* **Excerpted data**
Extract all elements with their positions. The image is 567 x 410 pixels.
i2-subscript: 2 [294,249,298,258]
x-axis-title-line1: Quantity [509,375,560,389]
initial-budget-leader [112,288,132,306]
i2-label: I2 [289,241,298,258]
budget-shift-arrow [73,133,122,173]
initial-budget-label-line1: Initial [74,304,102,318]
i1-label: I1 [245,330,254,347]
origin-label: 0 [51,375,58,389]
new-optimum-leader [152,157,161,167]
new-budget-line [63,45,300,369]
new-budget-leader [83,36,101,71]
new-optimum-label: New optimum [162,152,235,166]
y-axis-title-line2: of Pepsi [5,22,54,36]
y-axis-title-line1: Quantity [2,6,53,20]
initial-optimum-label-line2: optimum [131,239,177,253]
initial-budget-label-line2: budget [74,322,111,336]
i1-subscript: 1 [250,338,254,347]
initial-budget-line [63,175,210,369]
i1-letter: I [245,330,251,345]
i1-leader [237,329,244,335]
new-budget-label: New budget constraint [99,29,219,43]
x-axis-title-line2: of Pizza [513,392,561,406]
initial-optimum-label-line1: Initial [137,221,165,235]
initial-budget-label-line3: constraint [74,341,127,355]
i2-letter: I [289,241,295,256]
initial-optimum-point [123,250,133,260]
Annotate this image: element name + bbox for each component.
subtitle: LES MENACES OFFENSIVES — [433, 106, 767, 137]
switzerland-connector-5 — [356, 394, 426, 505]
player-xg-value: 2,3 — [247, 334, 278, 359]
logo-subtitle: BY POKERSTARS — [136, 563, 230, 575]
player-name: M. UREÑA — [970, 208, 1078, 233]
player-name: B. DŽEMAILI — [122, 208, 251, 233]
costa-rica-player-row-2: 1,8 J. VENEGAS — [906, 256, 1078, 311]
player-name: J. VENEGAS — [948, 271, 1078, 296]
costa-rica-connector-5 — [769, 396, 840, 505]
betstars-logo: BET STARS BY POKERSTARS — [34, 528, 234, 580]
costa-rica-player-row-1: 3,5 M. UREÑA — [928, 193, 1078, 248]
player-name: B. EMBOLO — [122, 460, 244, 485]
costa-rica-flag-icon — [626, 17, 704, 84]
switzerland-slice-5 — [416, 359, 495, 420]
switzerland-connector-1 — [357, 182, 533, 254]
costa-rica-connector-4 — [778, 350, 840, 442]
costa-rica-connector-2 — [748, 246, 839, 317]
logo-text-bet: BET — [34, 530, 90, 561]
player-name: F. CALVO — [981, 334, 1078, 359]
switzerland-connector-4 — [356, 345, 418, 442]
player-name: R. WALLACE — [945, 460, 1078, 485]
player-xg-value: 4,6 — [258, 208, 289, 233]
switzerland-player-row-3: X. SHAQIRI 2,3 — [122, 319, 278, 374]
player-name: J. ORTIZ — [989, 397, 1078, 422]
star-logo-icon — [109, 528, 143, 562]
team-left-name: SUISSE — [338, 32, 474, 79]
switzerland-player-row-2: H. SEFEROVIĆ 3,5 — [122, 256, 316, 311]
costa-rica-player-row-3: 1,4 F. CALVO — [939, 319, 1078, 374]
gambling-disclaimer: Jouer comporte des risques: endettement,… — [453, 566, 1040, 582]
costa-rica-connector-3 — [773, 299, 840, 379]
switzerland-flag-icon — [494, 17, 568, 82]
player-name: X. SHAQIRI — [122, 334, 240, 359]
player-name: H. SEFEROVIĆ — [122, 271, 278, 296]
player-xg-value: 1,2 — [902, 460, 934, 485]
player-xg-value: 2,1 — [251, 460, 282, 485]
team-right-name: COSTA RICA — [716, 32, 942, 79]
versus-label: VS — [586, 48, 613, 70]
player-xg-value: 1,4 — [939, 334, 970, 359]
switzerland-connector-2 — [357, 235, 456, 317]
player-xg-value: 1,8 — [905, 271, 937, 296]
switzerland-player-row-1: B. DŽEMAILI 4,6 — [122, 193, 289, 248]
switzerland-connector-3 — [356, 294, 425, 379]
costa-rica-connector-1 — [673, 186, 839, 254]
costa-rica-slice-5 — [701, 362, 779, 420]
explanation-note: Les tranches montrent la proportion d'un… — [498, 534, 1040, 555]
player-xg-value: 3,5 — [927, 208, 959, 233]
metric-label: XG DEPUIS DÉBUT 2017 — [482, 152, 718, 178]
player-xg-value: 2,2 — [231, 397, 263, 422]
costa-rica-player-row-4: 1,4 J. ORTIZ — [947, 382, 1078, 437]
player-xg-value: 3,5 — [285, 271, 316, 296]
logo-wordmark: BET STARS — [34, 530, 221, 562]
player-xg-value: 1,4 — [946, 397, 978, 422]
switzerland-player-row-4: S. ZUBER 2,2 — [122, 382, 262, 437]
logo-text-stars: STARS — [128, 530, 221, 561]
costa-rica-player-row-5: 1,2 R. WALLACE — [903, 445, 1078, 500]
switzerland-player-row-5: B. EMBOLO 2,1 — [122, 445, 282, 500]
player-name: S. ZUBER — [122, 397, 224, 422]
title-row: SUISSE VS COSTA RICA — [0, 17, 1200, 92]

* **What you are asked to do**
Reproduce the listing with every instance of "Pizza" substituted by "Burgers" and all other text left unchanged.

* **Reply to the exercise**
Extract all elements with their positions. The image is 567 x 410 pixels.
i2-subscript: 2 [294,249,298,258]
x-axis-title-line1: Quantity [509,375,560,389]
initial-budget-leader [112,288,132,306]
i2-label: I2 [289,241,298,258]
budget-shift-arrow [73,133,122,173]
initial-budget-label-line1: Initial [74,304,102,318]
i1-label: I1 [245,330,254,347]
origin-label: 0 [51,375,58,389]
new-optimum-leader [152,157,161,167]
new-budget-line [63,45,300,369]
new-budget-leader [83,36,101,71]
new-optimum-label: New optimum [162,152,235,166]
y-axis-title-line2: of Pepsi [5,22,54,36]
y-axis-title-line1: Quantity [2,6,53,20]
initial-optimum-label-line2: optimum [131,239,177,253]
initial-budget-label-line2: budget [74,322,111,336]
i1-subscript: 1 [250,338,254,347]
initial-budget-line [63,175,210,369]
i1-letter: I [245,330,251,345]
i1-leader [237,329,244,335]
new-budget-label: New budget constraint [99,29,219,43]
x-axis-title-line2: of Burgers [513,392,561,406]
initial-optimum-label-line1: Initial [137,221,165,235]
initial-budget-label-line3: constraint [74,341,127,355]
i2-letter: I [289,241,295,256]
initial-optimum-point [123,250,133,260]
Annotate this image: element name + bbox for each component.
subtitle: LES MENACES OFFENSIVES — [433, 106, 767, 137]
switzerland-connector-5 — [356, 394, 426, 505]
player-xg-value: 2,3 — [247, 334, 278, 359]
logo-subtitle: BY POKERSTARS — [136, 563, 230, 575]
player-name: M. UREÑA — [970, 208, 1078, 233]
player-name: B. DŽEMAILI — [122, 208, 251, 233]
costa-rica-player-row-2: 1,8 J. VENEGAS — [906, 256, 1078, 311]
player-name: J. VENEGAS — [948, 271, 1078, 296]
costa-rica-connector-5 — [769, 396, 840, 505]
betstars-logo: BET STARS BY POKERSTARS — [34, 528, 234, 580]
costa-rica-player-row-1: 3,5 M. UREÑA — [928, 193, 1078, 248]
player-name: B. EMBOLO — [122, 460, 244, 485]
costa-rica-flag-icon — [626, 17, 704, 84]
switzerland-slice-5 — [416, 359, 495, 420]
switzerland-connector-1 — [357, 182, 533, 254]
costa-rica-connector-4 — [778, 350, 840, 442]
costa-rica-connector-2 — [748, 246, 839, 317]
logo-text-bet: BET — [34, 530, 90, 561]
player-name: F. CALVO — [981, 334, 1078, 359]
switzerland-connector-4 — [356, 345, 418, 442]
player-name: R. WALLACE — [945, 460, 1078, 485]
player-xg-value: 4,6 — [258, 208, 289, 233]
switzerland-player-row-3: X. SHAQIRI 2,3 — [122, 319, 278, 374]
player-name: J. ORTIZ — [989, 397, 1078, 422]
star-logo-icon — [109, 528, 143, 562]
team-left-name: SUISSE — [338, 32, 474, 79]
switzerland-player-row-2: H. SEFEROVIĆ 3,5 — [122, 256, 316, 311]
costa-rica-player-row-3: 1,4 F. CALVO — [939, 319, 1078, 374]
gambling-disclaimer: Jouer comporte des risques: endettement,… — [453, 566, 1040, 582]
costa-rica-connector-3 — [773, 299, 840, 379]
switzerland-flag-icon — [494, 17, 568, 82]
player-name: X. SHAQIRI — [122, 334, 240, 359]
player-name: H. SEFEROVIĆ — [122, 271, 278, 296]
player-xg-value: 1,2 — [902, 460, 934, 485]
player-xg-value: 2,1 — [251, 460, 282, 485]
team-right-name: COSTA RICA — [716, 32, 942, 79]
versus-label: VS — [586, 48, 613, 70]
player-xg-value: 1,4 — [939, 334, 970, 359]
switzerland-connector-2 — [357, 235, 456, 317]
player-xg-value: 1,8 — [905, 271, 937, 296]
switzerland-player-row-1: B. DŽEMAILI 4,6 — [122, 193, 289, 248]
switzerland-connector-3 — [356, 294, 425, 379]
costa-rica-connector-1 — [673, 186, 839, 254]
costa-rica-slice-5 — [701, 362, 779, 420]
explanation-note: Les tranches montrent la proportion d'un… — [498, 534, 1040, 555]
player-xg-value: 3,5 — [927, 208, 959, 233]
metric-label: XG DEPUIS DÉBUT 2017 — [482, 152, 718, 178]
player-xg-value: 2,2 — [231, 397, 263, 422]
costa-rica-player-row-4: 1,4 J. ORTIZ — [947, 382, 1078, 437]
player-xg-value: 3,5 — [285, 271, 316, 296]
logo-wordmark: BET STARS — [34, 530, 221, 562]
player-xg-value: 1,4 — [946, 397, 978, 422]
switzerland-player-row-4: S. ZUBER 2,2 — [122, 382, 262, 437]
logo-text-stars: STARS — [128, 530, 221, 561]
costa-rica-player-row-5: 1,2 R. WALLACE — [903, 445, 1078, 500]
switzerland-player-row-5: B. EMBOLO 2,1 — [122, 445, 282, 500]
player-name: S. ZUBER — [122, 397, 224, 422]
title-row: SUISSE VS COSTA RICA — [0, 17, 1200, 92]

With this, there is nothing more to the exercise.